Locate all lines in the data below that hold "this" and show them.

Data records
━━━━

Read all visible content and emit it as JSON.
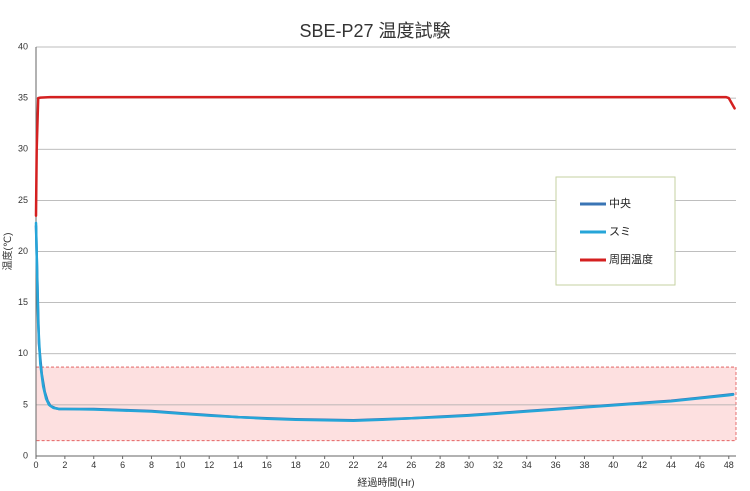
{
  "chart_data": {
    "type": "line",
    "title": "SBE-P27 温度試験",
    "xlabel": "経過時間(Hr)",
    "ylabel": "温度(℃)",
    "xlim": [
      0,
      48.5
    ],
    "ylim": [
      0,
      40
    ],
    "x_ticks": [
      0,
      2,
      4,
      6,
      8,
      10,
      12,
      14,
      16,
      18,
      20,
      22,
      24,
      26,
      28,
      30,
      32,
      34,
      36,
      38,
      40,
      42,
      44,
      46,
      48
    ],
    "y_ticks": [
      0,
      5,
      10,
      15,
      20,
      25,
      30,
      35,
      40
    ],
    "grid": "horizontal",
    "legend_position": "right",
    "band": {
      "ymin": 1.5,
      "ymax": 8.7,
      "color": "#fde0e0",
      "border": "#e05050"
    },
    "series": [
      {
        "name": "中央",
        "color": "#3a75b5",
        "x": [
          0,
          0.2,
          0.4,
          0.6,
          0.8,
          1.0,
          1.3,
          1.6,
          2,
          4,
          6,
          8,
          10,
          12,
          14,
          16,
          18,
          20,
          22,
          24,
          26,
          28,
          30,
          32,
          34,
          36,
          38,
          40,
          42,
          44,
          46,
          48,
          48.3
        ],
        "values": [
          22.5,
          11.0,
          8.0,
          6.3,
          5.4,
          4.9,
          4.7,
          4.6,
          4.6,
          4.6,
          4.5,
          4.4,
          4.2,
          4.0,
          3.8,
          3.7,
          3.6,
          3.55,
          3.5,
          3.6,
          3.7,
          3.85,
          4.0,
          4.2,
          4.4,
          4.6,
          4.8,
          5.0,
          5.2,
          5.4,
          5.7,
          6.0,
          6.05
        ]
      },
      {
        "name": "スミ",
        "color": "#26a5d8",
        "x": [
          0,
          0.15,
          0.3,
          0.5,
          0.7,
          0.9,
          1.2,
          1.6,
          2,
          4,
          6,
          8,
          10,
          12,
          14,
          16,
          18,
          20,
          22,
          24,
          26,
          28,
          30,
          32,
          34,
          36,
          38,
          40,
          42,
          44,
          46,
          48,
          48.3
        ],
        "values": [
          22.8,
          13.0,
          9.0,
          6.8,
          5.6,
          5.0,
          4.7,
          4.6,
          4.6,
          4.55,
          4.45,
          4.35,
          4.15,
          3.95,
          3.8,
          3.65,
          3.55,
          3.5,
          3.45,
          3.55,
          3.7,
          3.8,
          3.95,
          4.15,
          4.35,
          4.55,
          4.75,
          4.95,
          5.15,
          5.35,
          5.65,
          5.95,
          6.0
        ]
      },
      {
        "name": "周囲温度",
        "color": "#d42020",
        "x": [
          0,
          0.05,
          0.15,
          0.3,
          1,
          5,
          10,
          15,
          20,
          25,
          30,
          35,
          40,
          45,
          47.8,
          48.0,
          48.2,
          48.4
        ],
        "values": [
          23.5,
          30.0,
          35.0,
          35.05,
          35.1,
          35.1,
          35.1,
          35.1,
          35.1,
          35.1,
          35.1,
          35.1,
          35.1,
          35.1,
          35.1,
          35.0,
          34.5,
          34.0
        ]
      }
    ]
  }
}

━━━━

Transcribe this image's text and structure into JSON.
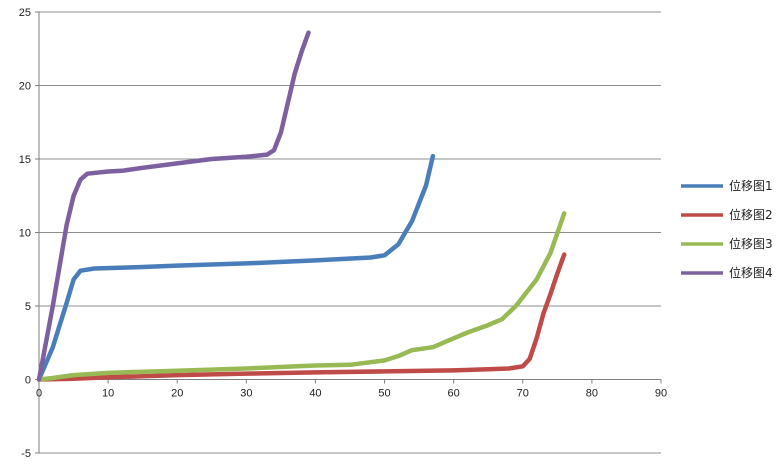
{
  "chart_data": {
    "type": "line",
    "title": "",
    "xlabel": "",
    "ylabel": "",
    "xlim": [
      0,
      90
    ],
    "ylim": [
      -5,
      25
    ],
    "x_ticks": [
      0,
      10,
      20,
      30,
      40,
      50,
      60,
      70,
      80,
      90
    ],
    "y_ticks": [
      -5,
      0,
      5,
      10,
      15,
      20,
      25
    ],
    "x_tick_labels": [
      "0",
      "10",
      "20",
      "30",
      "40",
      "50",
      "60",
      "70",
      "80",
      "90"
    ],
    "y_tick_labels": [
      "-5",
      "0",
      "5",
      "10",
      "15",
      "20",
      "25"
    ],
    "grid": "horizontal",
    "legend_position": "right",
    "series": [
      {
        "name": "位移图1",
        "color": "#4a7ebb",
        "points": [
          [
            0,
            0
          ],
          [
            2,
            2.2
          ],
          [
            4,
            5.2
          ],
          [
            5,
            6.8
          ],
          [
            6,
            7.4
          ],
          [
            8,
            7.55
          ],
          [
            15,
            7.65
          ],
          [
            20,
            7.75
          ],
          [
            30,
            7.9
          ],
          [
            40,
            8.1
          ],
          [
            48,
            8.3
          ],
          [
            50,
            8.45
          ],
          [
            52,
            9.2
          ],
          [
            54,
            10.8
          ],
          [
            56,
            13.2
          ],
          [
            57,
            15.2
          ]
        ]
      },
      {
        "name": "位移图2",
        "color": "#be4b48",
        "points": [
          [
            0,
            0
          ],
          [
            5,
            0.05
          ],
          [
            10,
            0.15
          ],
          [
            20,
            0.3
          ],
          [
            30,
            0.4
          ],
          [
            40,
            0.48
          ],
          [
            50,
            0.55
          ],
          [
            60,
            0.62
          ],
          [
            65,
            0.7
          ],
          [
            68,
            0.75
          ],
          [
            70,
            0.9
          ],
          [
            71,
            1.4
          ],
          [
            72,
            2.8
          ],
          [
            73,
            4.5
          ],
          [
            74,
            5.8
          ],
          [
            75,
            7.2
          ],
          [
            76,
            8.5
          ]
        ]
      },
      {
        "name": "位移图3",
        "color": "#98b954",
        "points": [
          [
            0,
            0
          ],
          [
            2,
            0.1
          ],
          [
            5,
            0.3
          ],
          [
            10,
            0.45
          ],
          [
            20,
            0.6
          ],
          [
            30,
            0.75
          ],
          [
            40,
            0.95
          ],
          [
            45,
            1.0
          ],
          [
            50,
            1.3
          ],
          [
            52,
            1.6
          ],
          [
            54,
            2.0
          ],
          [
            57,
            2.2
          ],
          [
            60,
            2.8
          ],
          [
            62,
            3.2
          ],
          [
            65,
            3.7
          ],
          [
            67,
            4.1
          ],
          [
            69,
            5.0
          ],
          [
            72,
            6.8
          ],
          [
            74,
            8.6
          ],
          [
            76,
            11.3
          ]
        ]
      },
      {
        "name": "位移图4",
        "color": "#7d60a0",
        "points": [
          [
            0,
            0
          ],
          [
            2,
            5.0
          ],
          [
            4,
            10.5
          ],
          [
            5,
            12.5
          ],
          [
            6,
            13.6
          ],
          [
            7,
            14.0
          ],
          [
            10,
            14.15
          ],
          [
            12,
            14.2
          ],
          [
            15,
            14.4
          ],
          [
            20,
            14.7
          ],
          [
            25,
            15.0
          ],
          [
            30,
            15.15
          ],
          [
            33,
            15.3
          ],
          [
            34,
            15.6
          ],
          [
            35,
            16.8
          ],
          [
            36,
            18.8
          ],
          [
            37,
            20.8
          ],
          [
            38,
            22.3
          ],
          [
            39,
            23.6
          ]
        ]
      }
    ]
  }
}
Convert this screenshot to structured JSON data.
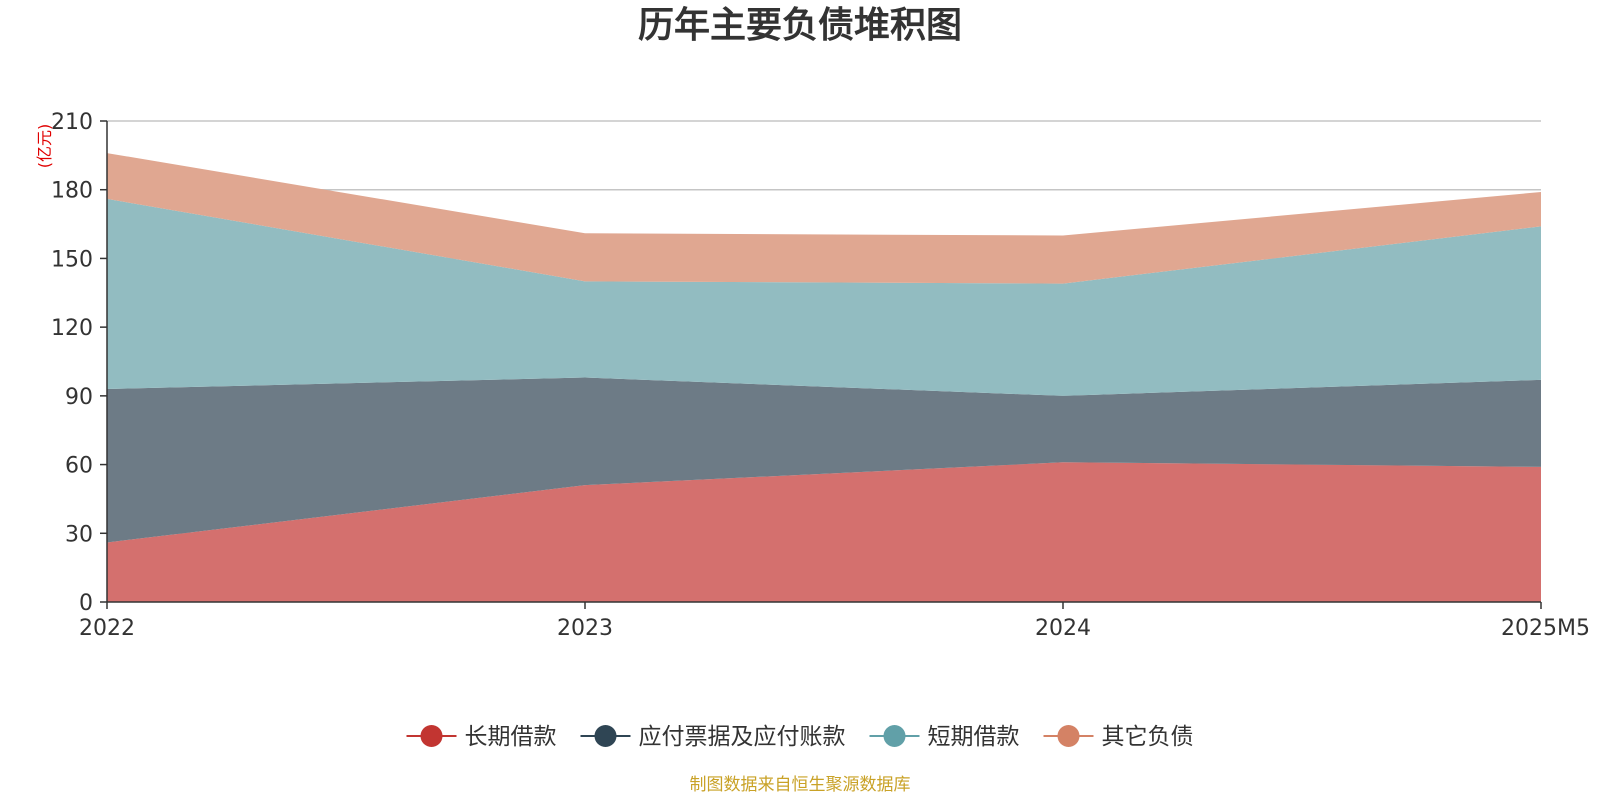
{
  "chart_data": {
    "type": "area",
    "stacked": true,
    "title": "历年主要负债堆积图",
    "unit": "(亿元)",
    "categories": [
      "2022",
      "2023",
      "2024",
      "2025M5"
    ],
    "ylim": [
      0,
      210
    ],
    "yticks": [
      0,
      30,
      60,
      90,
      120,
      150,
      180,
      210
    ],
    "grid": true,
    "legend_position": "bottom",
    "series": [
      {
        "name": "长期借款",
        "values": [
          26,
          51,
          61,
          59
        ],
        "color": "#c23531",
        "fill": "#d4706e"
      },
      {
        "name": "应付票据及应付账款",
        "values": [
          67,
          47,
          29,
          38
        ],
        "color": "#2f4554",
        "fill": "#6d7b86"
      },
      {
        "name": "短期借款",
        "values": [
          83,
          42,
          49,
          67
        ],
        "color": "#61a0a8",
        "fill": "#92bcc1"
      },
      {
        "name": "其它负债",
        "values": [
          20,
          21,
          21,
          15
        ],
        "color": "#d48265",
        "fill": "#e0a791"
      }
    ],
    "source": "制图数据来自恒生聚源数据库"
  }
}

━━━━

OUTPUT OF THE TASK:
Transcribe this image's text and structure into JSON.
Convert this screenshot to structured JSON data.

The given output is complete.